Supplied material —
┄┄┄┄┄┄┄┄┄┄┄┄┄┄┄┄┄┄┄┄
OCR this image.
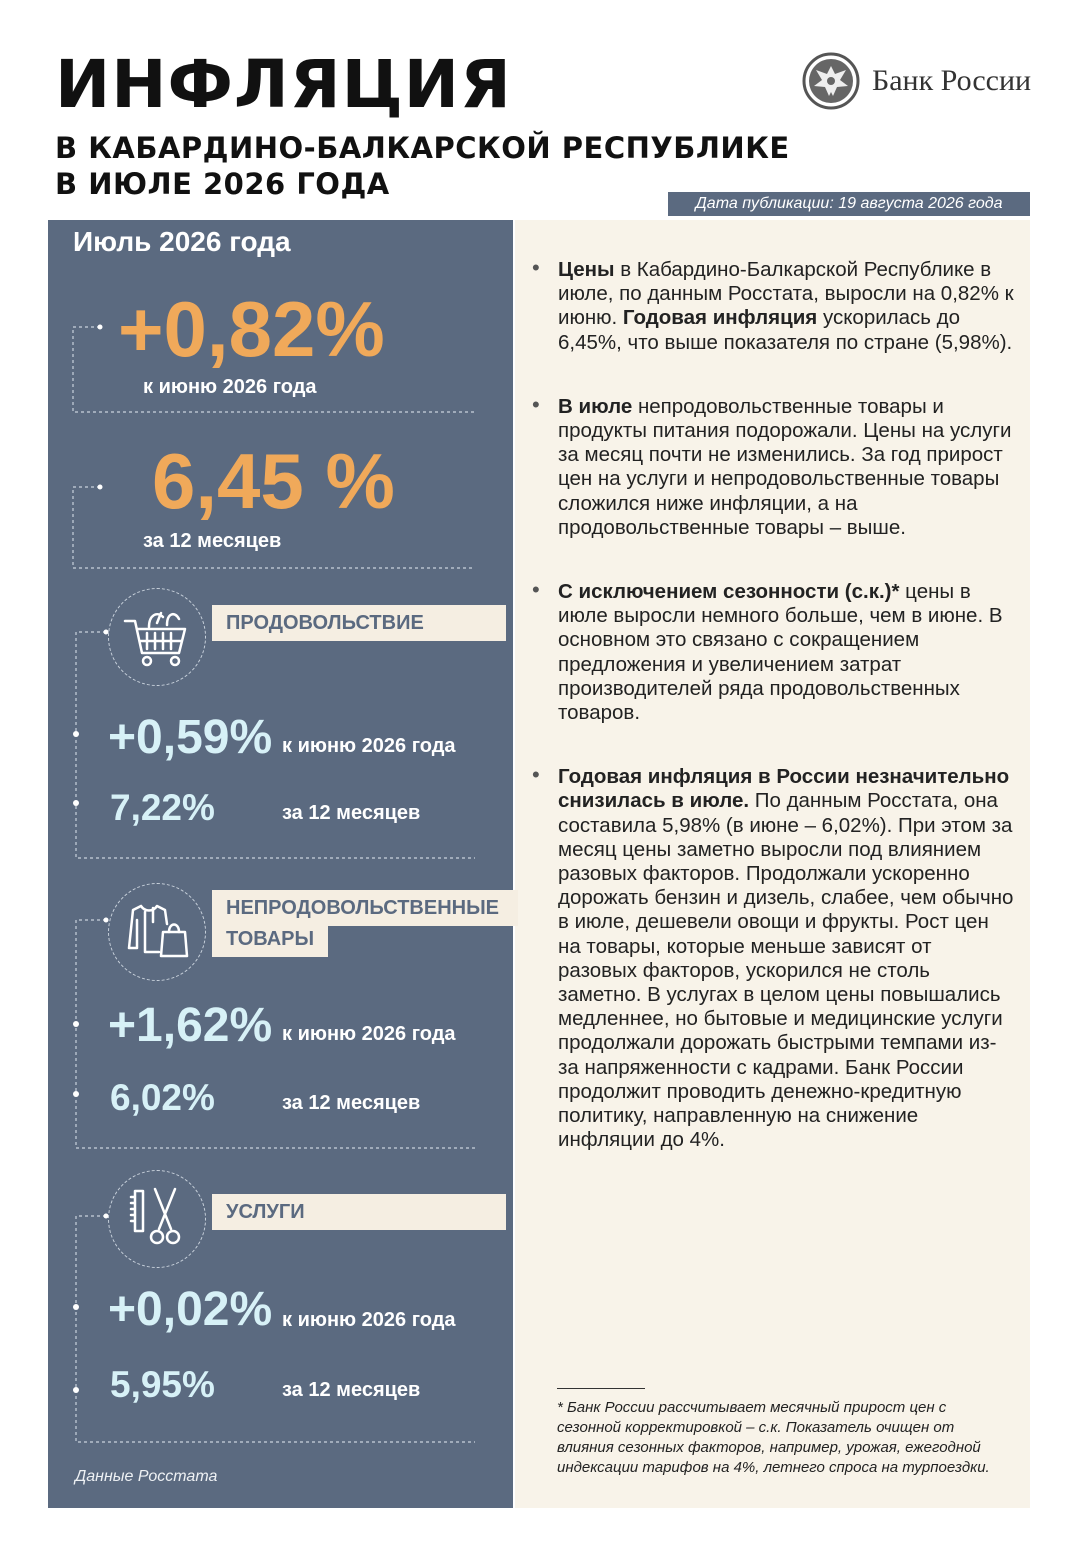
ИНФЛЯЦИЯ
В КАБАРДИНО-БАЛКАРСКОЙ РЕСПУБЛИКЕ
В ИЮЛЕ 2026 ГОДА
Банк России
Дата публикации: 19 августа 2026 года
Июль 2026 года
+0,82%
к июню 2026 года
6,45 %
за 12 месяцев
ПРОДОВОЛЬСТВИЕ
+0,59% к июню 2026 года
7,22%	за 12 месяцев
НЕПРОДОВОЛЬСТВЕННЫЕ
ТОВАРЫ
+1,62% к июню 2026 года
6,02%	за 12 месяцев
УСЛУГИ
+0,02% к июню 2026 года
5,95%	за 12 месяцев
Данные Росстата
• Цены в Кабардино-Балкарской Республике в июле, по данным Росстата, выросли на 0,82% к июню. Годовая инфляция ускорилась до 6,45%, что выше показателя по стране (5,98%).
• В июле непродовольственные товары и продукты питания подорожали. Цены на услуги за месяц почти не изменились. За год прирост цен на услуги и непродовольственные товары сложился ниже инфляции, а на продовольственные товары – выше.
• С исключением сезонности (с.к.)* цены в июле выросли немного больше, чем в июне. В основном это связано с сокращением предложения и увеличением затрат производителей ряда продовольственных товаров.
• Годовая инфляция в России незначительно снизилась в июле. По данным Росстата, она составила 5,98% (в июне – 6,02%). При этом за месяц цены заметно выросли под влиянием разовых факторов. Продолжали ускоренно дорожать бензин и дизель, слабее, чем обычно в июле, дешевели овощи и фрукты. Рост цен на товары, которые меньше зависят от разовых факторов, ускорился не столь заметно. В услугах в целом цены повышались медленнее, но бытовые и медицинские услуги продолжали дорожать быстрыми темпами из-за напряженности с кадрами. Банк России продолжит проводить денежно-кредитную политику, направленную на снижение инфляции до 4%.
* Банк России рассчитывает месячный прирост цен с сезонной корректировкой – с.к. Показатель очищен от влияния сезонных факторов, например, урожая, ежегодной индексации тарифов на 4%, летнего спроса на турпоездки.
┄┄┄┄┄┄┄┄┄┄┄┄┄┄┄┄┄┄┄┄
Set exercise — Extract, from the material above, each line holding the word "факторов".

Output below —
• Годовая инфляция в России незначительно снизилась в июле. По данным Росстата, она составила 5,98% (в июне – 6,02%). При этом за месяц цены заметно выросли под влиянием разовых факторов. Продолжали ускоренно дорожать бензин и дизель, слабее, чем обычно в июле, дешевели овощи и фрукты. Рост цен на товары, которые меньше зависят от разовых факторов, ускорился не столь заметно. В услугах в целом цены повышались медленнее, но бытовые и медицинские услуги продолжали дорожать быстрыми темпами из-за напряженности с кадрами. Банк России продолжит проводить денежно-кредитную политику, направленную на снижение инфляции до 4%.
* Банк России рассчитывает месячный прирост цен с сезонной корректировкой – с.к. Показатель очищен от влияния сезонных факторов, например, урожая, ежегодной индексации тарифов на 4%, летнего спроса на турпоездки.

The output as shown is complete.